Given request -
Establish how many lines in the material include the string "this" and report it as a lone number.

[Dataset items]
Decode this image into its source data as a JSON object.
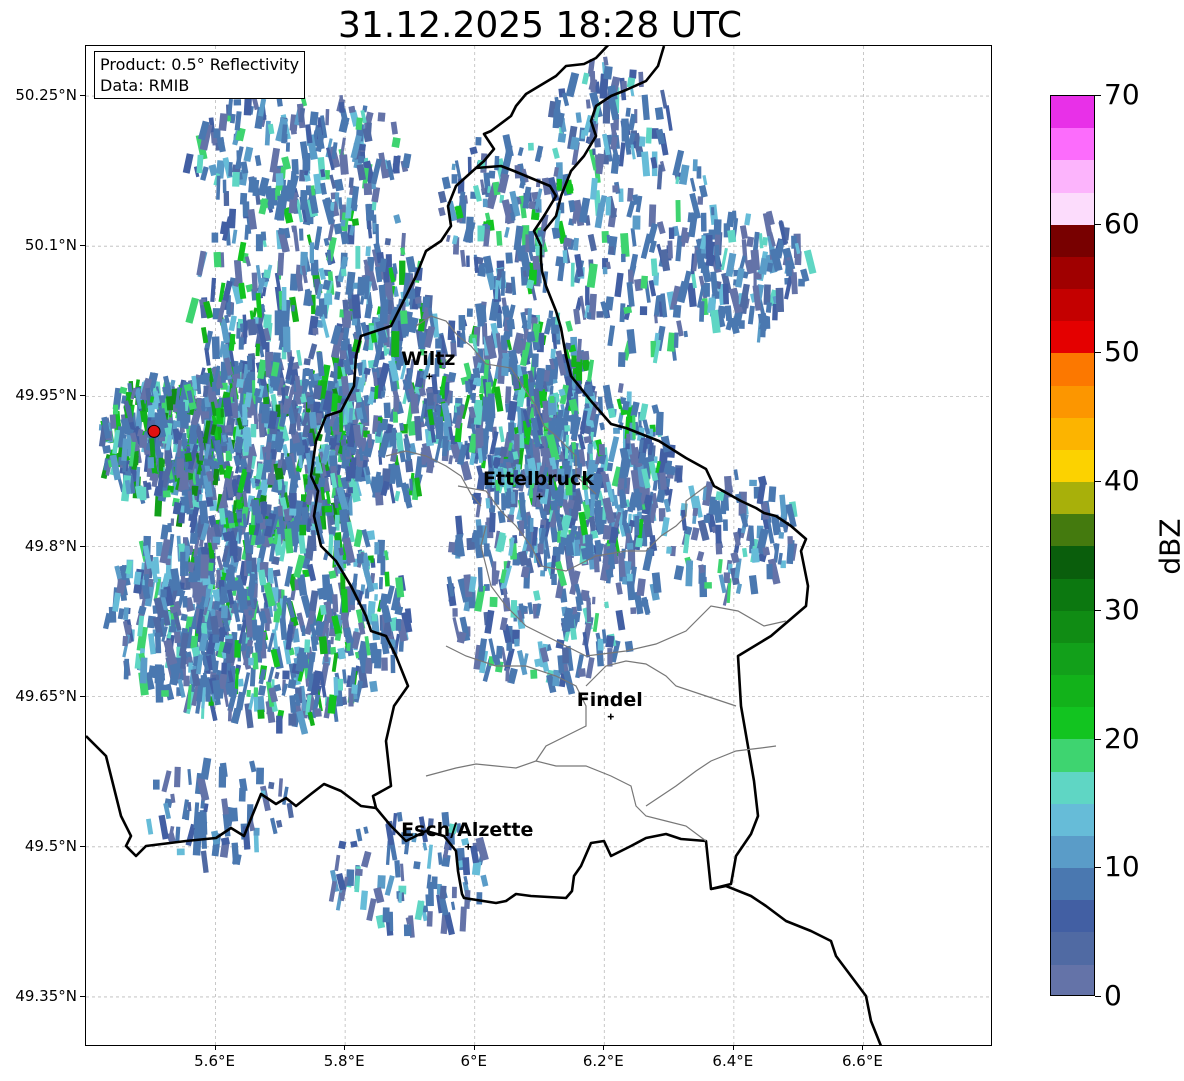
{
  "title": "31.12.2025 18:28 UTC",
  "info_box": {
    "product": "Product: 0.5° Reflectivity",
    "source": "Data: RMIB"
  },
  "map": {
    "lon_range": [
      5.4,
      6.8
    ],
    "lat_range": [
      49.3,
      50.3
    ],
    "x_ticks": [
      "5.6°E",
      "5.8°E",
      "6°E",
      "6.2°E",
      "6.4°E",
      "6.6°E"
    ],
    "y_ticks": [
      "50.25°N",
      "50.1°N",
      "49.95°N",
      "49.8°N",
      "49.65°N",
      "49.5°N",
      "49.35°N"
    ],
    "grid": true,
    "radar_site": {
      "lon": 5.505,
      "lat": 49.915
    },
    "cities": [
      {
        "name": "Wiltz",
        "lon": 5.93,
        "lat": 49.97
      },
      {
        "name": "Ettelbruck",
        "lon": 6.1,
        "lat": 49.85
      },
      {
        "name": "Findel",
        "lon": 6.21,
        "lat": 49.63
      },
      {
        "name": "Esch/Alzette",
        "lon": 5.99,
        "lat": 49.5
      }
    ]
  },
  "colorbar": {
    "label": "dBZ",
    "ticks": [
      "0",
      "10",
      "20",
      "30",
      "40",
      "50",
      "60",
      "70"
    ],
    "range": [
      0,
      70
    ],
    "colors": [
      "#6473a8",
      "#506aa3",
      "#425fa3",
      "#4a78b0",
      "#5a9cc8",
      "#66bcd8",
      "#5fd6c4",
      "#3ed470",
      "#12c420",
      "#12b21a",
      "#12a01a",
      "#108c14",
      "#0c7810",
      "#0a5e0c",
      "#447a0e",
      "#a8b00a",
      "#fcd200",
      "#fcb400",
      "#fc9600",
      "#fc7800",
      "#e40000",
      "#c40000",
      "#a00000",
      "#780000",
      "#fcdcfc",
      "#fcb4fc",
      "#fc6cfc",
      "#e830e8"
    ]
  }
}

...

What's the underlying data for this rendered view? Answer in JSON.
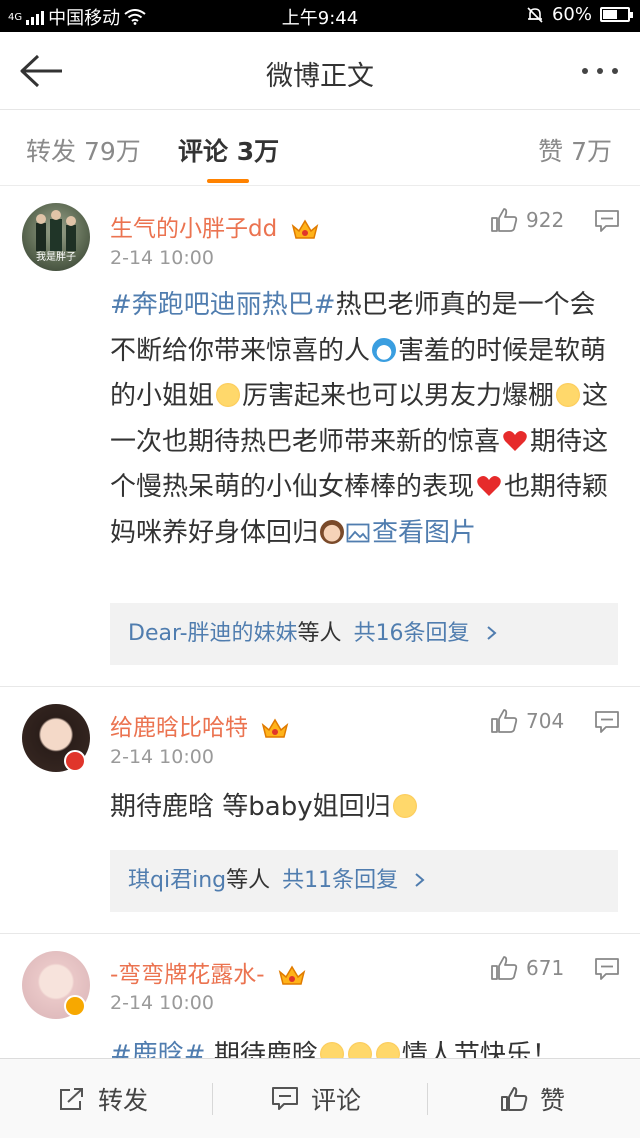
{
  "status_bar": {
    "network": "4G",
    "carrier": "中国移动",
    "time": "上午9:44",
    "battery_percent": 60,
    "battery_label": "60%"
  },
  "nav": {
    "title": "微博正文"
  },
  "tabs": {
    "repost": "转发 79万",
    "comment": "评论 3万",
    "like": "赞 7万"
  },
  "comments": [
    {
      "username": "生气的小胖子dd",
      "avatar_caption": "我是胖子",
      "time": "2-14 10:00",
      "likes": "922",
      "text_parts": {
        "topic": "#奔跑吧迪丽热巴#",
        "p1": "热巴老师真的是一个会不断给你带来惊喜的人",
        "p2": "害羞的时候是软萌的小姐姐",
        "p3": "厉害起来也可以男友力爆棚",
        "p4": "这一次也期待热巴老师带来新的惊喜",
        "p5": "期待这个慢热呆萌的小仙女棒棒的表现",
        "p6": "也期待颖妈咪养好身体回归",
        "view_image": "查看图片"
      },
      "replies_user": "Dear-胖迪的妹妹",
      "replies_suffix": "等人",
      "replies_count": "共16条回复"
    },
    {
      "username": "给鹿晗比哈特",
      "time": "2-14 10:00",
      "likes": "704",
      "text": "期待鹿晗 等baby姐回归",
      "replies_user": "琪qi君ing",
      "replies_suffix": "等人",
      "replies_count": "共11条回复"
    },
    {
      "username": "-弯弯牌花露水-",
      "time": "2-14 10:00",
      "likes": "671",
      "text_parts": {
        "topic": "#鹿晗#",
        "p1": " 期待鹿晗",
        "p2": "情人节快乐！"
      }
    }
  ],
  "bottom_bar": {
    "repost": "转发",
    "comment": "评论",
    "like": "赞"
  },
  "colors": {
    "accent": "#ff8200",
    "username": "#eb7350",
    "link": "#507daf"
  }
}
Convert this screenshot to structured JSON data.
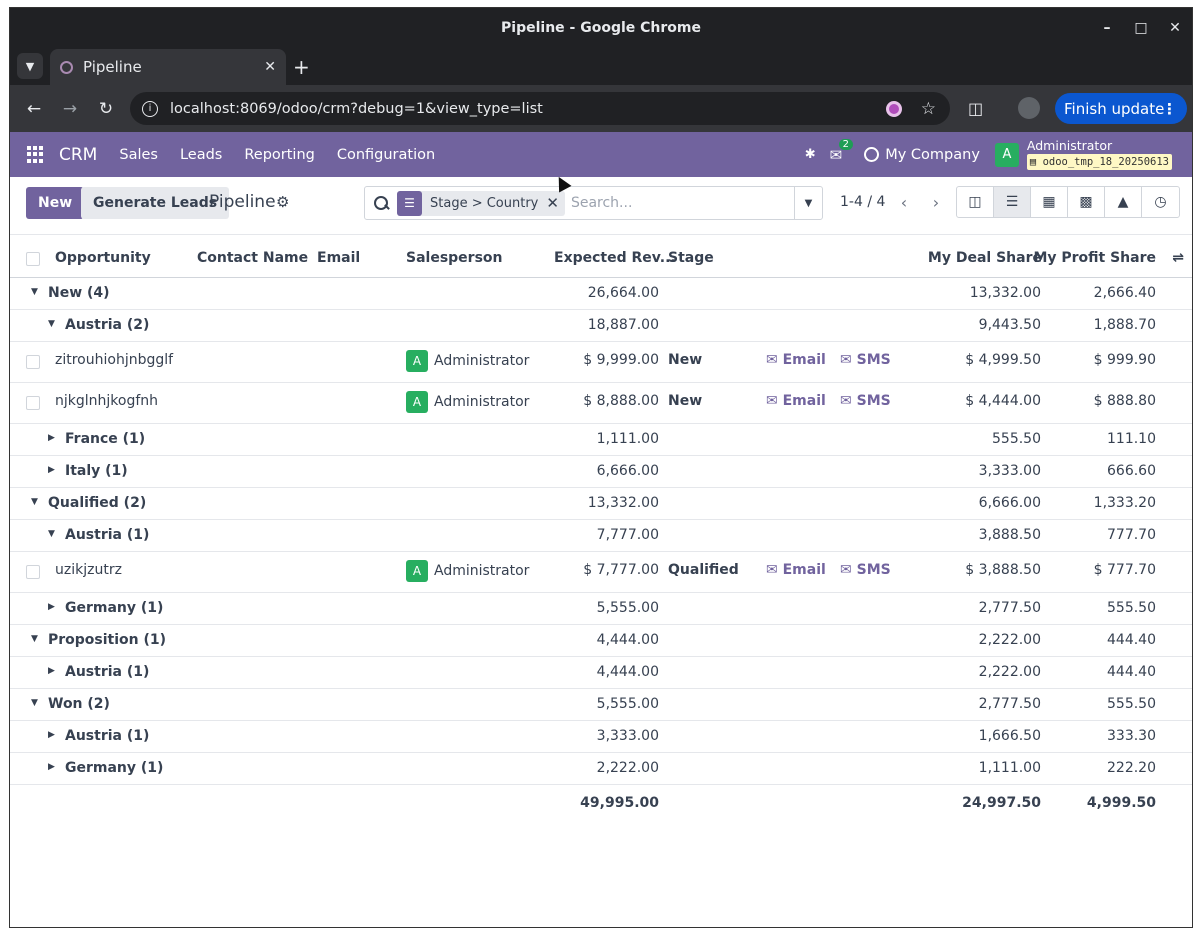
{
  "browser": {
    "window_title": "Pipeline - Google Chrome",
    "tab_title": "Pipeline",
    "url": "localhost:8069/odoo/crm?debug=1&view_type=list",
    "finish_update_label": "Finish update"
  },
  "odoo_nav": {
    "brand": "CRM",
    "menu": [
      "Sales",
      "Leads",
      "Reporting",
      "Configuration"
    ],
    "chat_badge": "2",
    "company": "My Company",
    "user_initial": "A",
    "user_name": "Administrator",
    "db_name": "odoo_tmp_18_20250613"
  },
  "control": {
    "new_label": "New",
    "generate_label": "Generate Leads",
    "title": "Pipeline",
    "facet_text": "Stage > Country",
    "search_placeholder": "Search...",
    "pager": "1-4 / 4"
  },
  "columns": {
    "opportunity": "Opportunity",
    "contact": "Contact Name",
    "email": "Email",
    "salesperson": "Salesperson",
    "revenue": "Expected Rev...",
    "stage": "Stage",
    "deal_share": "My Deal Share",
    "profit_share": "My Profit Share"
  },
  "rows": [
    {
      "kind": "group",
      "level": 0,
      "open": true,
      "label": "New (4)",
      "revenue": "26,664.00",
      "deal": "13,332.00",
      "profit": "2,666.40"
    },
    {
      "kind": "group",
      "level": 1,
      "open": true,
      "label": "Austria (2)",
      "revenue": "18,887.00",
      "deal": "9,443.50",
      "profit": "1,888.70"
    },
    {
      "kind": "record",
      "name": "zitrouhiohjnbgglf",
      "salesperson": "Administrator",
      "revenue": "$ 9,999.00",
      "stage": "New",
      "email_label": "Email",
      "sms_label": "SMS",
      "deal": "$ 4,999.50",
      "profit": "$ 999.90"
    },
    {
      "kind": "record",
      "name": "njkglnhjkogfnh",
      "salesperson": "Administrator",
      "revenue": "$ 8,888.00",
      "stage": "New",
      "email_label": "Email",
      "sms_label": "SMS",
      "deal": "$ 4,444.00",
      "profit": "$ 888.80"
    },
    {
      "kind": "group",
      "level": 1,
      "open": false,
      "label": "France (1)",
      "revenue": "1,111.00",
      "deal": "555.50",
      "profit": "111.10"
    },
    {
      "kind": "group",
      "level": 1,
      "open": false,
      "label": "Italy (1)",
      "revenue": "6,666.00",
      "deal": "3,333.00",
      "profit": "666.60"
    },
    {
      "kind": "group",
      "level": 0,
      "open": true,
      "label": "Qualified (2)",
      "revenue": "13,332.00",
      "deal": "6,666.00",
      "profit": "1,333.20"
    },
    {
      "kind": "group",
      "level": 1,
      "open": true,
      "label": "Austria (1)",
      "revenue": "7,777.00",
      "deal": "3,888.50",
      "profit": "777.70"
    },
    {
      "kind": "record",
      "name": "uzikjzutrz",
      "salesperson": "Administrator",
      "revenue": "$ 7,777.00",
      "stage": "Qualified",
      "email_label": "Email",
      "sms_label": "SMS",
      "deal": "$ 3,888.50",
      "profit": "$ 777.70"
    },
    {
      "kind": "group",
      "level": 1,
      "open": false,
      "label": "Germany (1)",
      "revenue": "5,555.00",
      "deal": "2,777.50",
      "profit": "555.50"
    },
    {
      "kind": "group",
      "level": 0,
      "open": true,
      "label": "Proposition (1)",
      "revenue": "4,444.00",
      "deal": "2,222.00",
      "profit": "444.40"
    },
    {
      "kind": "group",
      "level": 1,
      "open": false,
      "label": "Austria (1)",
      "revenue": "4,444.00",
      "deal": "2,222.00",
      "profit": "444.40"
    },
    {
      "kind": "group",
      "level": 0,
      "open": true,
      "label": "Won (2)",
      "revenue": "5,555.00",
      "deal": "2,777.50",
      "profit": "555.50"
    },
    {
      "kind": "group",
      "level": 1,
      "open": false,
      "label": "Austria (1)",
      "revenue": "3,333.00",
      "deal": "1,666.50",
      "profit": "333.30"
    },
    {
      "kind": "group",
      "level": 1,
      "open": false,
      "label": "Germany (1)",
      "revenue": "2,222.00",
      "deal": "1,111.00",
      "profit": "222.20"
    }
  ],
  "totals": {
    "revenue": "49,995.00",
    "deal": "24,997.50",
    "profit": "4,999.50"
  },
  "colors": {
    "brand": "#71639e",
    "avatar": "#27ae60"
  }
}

Written solution -
3